** start **
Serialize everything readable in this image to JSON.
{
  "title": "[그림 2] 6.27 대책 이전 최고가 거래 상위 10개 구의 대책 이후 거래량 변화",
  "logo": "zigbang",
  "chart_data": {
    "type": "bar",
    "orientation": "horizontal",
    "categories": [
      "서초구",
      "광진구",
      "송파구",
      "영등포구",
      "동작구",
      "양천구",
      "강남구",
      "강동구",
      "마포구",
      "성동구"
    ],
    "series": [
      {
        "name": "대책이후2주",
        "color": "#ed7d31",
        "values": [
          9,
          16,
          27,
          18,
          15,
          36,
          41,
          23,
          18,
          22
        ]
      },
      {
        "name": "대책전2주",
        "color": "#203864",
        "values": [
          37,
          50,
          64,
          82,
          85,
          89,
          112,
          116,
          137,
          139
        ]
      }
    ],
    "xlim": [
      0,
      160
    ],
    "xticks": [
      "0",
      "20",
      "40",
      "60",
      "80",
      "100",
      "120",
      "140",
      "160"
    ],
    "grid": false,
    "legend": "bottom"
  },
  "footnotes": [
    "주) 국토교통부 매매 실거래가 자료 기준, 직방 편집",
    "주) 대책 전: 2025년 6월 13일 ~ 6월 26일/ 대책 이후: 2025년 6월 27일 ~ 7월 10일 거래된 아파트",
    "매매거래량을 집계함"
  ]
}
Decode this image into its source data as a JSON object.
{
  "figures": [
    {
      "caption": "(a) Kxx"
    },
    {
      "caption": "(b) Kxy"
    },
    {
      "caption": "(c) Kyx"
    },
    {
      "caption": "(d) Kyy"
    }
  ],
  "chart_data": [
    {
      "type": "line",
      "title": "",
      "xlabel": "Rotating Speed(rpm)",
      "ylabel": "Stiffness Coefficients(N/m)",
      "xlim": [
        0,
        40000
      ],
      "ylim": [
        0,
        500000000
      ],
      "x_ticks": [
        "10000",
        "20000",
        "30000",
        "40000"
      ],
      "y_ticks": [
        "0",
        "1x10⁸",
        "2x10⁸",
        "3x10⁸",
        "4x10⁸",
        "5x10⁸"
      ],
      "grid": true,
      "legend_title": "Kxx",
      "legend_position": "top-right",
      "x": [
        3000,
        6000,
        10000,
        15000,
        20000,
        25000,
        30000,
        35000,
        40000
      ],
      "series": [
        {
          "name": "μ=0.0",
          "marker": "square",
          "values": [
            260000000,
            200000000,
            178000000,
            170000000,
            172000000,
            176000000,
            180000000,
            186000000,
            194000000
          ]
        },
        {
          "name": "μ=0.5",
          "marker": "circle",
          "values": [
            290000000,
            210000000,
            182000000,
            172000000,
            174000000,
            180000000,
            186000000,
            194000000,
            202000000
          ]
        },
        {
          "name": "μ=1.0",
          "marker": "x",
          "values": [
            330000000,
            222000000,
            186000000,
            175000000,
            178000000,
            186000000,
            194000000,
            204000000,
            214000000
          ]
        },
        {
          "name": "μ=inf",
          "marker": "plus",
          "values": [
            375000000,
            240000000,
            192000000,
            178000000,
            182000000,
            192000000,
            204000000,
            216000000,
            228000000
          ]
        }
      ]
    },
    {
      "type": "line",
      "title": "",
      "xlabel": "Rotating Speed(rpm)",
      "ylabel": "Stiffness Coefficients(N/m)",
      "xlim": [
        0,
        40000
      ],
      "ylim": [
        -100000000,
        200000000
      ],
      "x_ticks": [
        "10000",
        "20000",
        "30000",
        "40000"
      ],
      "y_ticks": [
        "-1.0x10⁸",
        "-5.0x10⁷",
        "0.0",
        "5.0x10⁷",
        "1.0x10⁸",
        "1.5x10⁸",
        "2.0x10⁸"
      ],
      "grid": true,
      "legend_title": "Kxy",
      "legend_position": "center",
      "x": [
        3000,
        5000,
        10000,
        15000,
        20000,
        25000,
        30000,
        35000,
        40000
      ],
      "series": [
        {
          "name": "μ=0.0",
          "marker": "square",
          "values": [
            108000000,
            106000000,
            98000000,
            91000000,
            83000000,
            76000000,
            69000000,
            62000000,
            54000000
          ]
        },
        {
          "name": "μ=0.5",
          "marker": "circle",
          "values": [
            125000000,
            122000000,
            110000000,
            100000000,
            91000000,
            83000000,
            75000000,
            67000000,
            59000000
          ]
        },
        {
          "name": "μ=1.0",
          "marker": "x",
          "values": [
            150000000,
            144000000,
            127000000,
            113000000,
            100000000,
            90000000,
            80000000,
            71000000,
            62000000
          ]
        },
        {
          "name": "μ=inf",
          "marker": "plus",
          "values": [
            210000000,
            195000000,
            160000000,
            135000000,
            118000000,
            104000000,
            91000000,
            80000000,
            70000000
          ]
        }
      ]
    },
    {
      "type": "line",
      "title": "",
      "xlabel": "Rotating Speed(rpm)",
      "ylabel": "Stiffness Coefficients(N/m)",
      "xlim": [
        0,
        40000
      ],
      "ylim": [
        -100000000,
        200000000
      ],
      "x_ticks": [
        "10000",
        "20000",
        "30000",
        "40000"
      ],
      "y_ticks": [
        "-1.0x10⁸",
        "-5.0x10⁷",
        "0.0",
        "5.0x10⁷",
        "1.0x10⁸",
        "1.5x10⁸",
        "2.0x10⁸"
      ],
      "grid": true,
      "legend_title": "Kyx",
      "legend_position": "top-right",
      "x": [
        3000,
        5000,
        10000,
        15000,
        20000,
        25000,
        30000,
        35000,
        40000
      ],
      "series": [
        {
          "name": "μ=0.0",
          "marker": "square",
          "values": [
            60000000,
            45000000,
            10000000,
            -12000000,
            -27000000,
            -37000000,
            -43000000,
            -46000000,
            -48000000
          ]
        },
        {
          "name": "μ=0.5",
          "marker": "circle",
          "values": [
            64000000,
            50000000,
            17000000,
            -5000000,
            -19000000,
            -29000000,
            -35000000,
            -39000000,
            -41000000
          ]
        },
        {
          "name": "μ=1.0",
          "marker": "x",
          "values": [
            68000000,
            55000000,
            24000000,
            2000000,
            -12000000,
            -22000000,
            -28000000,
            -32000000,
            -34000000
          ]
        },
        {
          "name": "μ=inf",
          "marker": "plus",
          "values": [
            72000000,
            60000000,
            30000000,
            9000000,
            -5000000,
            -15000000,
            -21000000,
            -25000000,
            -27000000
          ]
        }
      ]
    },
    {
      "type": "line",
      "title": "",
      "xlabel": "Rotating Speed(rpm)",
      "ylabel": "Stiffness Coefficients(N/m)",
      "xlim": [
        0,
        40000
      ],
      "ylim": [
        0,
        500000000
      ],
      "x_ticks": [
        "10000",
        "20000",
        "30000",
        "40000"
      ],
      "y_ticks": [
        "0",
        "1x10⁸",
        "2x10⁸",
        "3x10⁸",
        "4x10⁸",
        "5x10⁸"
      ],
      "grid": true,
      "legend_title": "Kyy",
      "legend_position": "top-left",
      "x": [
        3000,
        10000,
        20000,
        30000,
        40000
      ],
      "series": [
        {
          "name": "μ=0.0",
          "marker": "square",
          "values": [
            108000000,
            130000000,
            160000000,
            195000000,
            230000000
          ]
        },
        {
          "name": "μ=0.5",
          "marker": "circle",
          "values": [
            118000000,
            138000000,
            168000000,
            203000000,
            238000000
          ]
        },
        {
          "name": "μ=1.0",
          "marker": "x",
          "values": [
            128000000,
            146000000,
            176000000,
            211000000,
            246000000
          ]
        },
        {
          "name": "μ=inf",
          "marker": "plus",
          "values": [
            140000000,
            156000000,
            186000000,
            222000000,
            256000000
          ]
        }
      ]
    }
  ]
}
** end **
EXERCISE BRIEF
Identify and copy the lines holding the word "image".

RESULT OF THIS TASK
Serialize everything readable in this image to JSON.
Decode this image into its source data as a JSON object.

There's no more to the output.